Data section.
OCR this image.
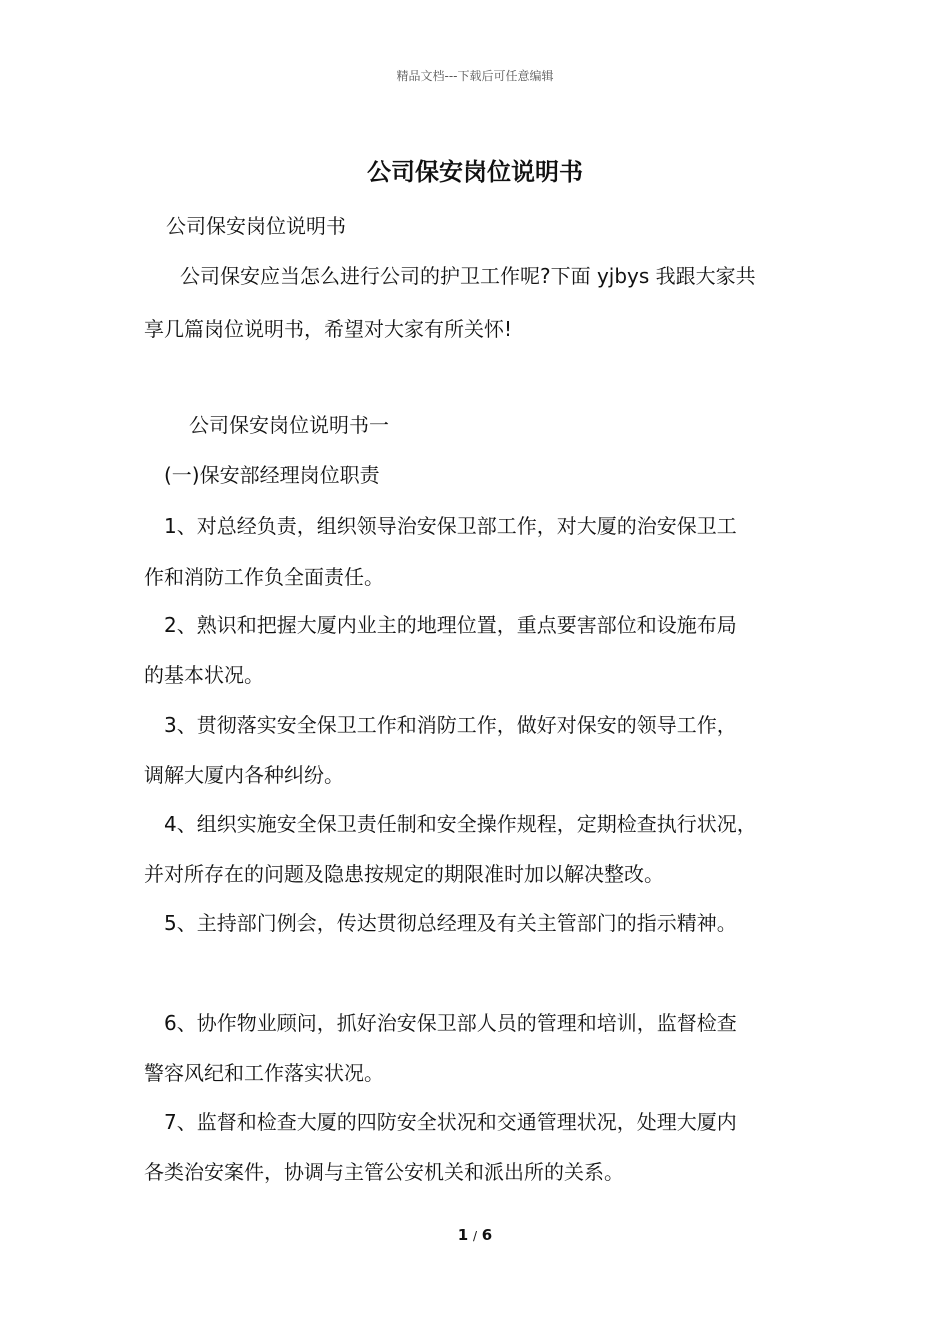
精品文档---下载后可任意编辑
公司保安岗位说明书
公司保安岗位说明书
公司保安应当怎么进行公司的护卫工作呢?下面 yjbys 我跟大家共
享几篇岗位说明书，希望对大家有所关怀!
公司保安岗位说明书一
(一)保安部经理岗位职责
1、对总经负责，组织领导治安保卫部工作，对大厦的治安保卫工
作和消防工作负全面责任。
2、熟识和把握大厦内业主的地理位置，重点要害部位和设施布局
的基本状况。
3、贯彻落实安全保卫工作和消防工作，做好对保安的领导工作，
调解大厦内各种纠纷。
4、组织实施安全保卫责任制和安全操作规程，定期检查执行状况，
并对所存在的问题及隐患按规定的期限准时加以解决整改。
5、主持部门例会，传达贯彻总经理及有关主管部门的指示精神。
6、协作物业顾问，抓好治安保卫部人员的管理和培训，监督检查
警容风纪和工作落实状况。
7、监督和检查大厦的四防安全状况和交通管理状况，处理大厦内
各类治安案件，协调与主管公安机关和派出所的关系。
1 / 6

Task prompt. Please write out all of the material above without changing a word, and omit any pictures.

Task result.
OCR this image.
精品文档---下载后可任意编辑
公司保安岗位说明书
公司保安岗位说明书
公司保安应当怎么进行公司的护卫工作呢?下面 yjbys 我跟大家共
享几篇岗位说明书，希望对大家有所关怀!
公司保安岗位说明书一
(一)保安部经理岗位职责
1、对总经负责，组织领导治安保卫部工作，对大厦的治安保卫工
作和消防工作负全面责任。
2、熟识和把握大厦内业主的地理位置，重点要害部位和设施布局
的基本状况。
3、贯彻落实安全保卫工作和消防工作，做好对保安的领导工作，
调解大厦内各种纠纷。
4、组织实施安全保卫责任制和安全操作规程，定期检查执行状况，
并对所存在的问题及隐患按规定的期限准时加以解决整改。
5、主持部门例会，传达贯彻总经理及有关主管部门的指示精神。
6、协作物业顾问，抓好治安保卫部人员的管理和培训，监督检查
警容风纪和工作落实状况。
7、监督和检查大厦的四防安全状况和交通管理状况，处理大厦内
各类治安案件，协调与主管公安机关和派出所的关系。
1 / 6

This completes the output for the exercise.